PROBLEM DESCRIPTION: All records are to be retyped faithfully and completely.

RECORDS FOR THIS EXERCISE:

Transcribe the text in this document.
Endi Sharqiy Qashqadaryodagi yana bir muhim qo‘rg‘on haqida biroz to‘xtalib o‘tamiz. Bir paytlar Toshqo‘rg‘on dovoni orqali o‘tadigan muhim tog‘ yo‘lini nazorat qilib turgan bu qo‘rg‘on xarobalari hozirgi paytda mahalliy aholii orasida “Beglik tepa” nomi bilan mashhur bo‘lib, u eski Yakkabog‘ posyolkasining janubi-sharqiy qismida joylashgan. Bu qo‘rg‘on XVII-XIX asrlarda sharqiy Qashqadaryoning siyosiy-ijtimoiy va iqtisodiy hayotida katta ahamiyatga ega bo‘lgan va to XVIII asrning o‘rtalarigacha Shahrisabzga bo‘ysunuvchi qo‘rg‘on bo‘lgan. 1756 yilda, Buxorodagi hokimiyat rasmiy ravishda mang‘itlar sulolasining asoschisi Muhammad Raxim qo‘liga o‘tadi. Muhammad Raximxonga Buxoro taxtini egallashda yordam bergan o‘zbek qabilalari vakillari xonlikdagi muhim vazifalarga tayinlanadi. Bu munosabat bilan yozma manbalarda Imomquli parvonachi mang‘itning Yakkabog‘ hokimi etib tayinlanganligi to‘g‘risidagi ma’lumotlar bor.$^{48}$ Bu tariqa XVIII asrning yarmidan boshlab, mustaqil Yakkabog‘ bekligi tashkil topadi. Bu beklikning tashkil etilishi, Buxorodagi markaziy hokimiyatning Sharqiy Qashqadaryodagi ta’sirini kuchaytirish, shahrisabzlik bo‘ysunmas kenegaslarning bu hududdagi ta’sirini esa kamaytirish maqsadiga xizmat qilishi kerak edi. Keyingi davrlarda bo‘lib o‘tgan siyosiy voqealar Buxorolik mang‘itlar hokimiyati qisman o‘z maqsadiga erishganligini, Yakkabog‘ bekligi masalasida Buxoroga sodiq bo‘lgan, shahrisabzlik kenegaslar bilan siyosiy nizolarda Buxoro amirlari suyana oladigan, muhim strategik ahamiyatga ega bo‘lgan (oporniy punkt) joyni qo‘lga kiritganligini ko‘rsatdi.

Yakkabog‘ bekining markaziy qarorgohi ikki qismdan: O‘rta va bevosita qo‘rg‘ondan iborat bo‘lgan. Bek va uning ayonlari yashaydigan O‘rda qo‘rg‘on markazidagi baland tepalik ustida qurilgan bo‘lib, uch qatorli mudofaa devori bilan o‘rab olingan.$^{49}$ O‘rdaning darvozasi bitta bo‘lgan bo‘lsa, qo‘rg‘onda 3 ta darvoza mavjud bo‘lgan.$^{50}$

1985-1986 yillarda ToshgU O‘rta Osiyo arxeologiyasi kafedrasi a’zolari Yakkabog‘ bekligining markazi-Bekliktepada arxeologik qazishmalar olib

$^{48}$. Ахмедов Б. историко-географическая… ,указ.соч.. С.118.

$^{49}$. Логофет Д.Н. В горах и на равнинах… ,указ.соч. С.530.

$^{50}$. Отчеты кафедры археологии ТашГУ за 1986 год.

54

WRITTEN SOLUTION:
Transcribe the text in this document.
Endi Sharqiy Qashqadaryodagi yana bir muhim qo‘rg‘on haqida biroz to‘xtalib o‘tamiz. Bir paytlar Toshqo‘rg‘on dovoni orqali o‘tadigan muhim tog‘ yo‘lini nazorat qilib turgan bu qo‘rg‘on xarobalari hozirgi paytda mahalliy aholii orasida “Beglik tepa” nomi bilan mashhur bo‘lib, u eski Yakkabog‘ posyolkasining janubi-sharqiy qismida joylashgan. Bu qo‘rg‘on XVII-XIX asrlarda sharqiy Qashqadaryoning siyosiy-ijtimoiy va iqtisodiy hayotida katta ahamiyatga ega bo‘lgan va to XVIII asrning o‘rtalarigacha Shahrisabzga bo‘ysunuvchi qo‘rg‘on bo‘lgan. 1756 yilda, Buxorodagi hokimiyat rasmiy ravishda mang‘itlar sulolasining asoschisi Muhammad Raxim qo‘liga o‘tadi. Muhammad Raximxonga Buxoro taxtini egallashda yordam bergan o‘zbek qabilalari vakillari xonlikdagi muhim vazifalarga tayinlanadi. Bu munosabat bilan yozma manbalarda Imomquli parvonachi mang‘itning Yakkabog‘ hokimi etib tayinlanganligi to‘g‘risidagi ma’lumotlar bor.$^{48}$ Bu tariqa XVIII asrning yarmidan boshlab, mustaqil Yakkabog‘ bekligi tashkil topadi. Bu beklikning tashkil etilishi, Buxorodagi markaziy hokimiyatning Sharqiy Qashqadaryodagi ta’sirini kuchaytirish, shahrisabzlik bo‘ysunmas kenegaslarning bu hududdagi ta’sirini esa kamaytirish maqsadiga xizmat qilishi kerak edi. Keyingi davrlarda bo‘lib o‘tgan siyosiy voqealar Buxorolik mang‘itlar hokimiyati qisman o‘z maqsadiga erishganligini, Yakkabog‘ bekligi masalasida Buxoroga sodiq bo‘lgan, shahrisabzlik kenegaslar bilan siyosiy nizolarda Buxoro amirlari suyana oladigan, muhim strategik ahamiyatga ega bo‘lgan (oporniy punkt) joyni qo‘lga kiritganligini ko‘rsatdi.

Yakkabog‘ bekining markaziy qarorgohi ikki qismdan: O‘rta va bevosita qo‘rg‘ondan iborat bo‘lgan. Bek va uning ayonlari yashaydigan O‘rda qo‘rg‘on markazidagi baland tepalik ustida qurilgan bo‘lib, uch qatorli mudofaa devori bilan o‘rab olingan.$^{49}$ O‘rdaning darvozasi bitta bo‘lgan bo‘lsa, qo‘rg‘onda 3 ta darvoza mavjud bo‘lgan.$^{50}$

1985-1986 yillarda ToshgU O‘rta Osiyo arxeologiyasi kafedrasi a’zolari Yakkabog‘ bekligining markazi-Bekliktepada arxeologik qazishmalar olib

$^{48}$. Ахмедов Б. историко-географическая… ,указ.соч.. С.118.

$^{49}$. Логофет Д.Н. В горах и на равнинах… ,указ.соч. С.530.

$^{50}$. Отчеты кафедры археологии ТашГУ за 1986 год.

54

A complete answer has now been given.